Task brief: Repeat each line exactly as it is written.

Saved entries:
* * * * * * * * *
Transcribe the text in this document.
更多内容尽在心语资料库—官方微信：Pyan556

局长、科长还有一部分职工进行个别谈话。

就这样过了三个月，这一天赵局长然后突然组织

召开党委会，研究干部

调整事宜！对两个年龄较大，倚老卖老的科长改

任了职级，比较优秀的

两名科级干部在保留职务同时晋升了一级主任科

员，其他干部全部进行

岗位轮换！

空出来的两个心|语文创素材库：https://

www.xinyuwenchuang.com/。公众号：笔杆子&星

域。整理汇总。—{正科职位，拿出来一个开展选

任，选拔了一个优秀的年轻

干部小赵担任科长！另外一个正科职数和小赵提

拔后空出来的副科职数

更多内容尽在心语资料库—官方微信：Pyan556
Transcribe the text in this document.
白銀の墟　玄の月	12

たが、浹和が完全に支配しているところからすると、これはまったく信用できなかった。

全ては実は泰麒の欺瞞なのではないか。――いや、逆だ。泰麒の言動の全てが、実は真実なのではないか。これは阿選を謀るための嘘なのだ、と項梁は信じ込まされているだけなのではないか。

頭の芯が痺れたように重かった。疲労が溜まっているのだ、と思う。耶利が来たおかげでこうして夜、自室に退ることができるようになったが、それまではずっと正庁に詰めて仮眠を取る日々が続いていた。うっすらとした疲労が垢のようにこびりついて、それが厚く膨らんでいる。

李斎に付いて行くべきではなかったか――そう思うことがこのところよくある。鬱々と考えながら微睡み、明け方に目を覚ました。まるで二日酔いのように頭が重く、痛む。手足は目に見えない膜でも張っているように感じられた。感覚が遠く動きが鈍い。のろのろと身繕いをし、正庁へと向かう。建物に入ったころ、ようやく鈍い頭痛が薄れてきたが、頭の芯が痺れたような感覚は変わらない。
* * * * * * * * *
Response to the exercise:
Transcribe the text in this document.
更多内容尽在心语资料库—官方微信：Pyan556

局长、科长还有一部分职工进行个别谈话。

就这样过了三个月，这一天赵局长然后突然组织

召开党委会，研究干部

调整事宜！对两个年龄较大，倚老卖老的科长改

任了职级，比较优秀的

两名科级干部在保留职务同时晋升了一级主任科

员，其他干部全部进行

岗位轮换！

空出来的两个心|语文创素材库：https://

www.xinyuwenchuang.com/。公众号：笔杆子&星

域。整理汇总。—{正科职位，拿出来一个开展选

任，选拔了一个优秀的年轻

干部小赵担任科长！另外一个正科职数和小赵提

拔后空出来的副科职数

更多内容尽在心语资料库—官方微信：Pyan556
Transcribe the text in this document.
白銀の墟　玄の月	12

たが、浹和が完全に支配しているところからすると、これはまったく信用できなかった。

全ては実は泰麒の欺瞞なのではないか。――いや、逆だ。泰麒の言動の全てが、実は真実なのではないか。これは阿選を謀るための嘘なのだ、と項梁は信じ込まされているだけなのではないか。

頭の芯が痺れたように重かった。疲労が溜まっているのだ、と思う。耶利が来たおかげでこうして夜、自室に退ることができるようになったが、それまではずっと正庁に詰めて仮眠を取る日々が続いていた。うっすらとした疲労が垢のようにこびりついて、それが厚く膨らんでいる。

李斎に付いて行くべきではなかったか――そう思うことがこのところよくある。鬱々と考えながら微睡み、明け方に目を覚ました。まるで二日酔いのように頭が重く、痛む。手足は目に見えない膜でも張っているように感じられた。感覚が遠く動きが鈍い。のろのろと身繕いをし、正庁へと向かう。建物に入ったころ、ようやく鈍い頭痛が薄れてきたが、頭の芯が痺れたような感覚は変わらない。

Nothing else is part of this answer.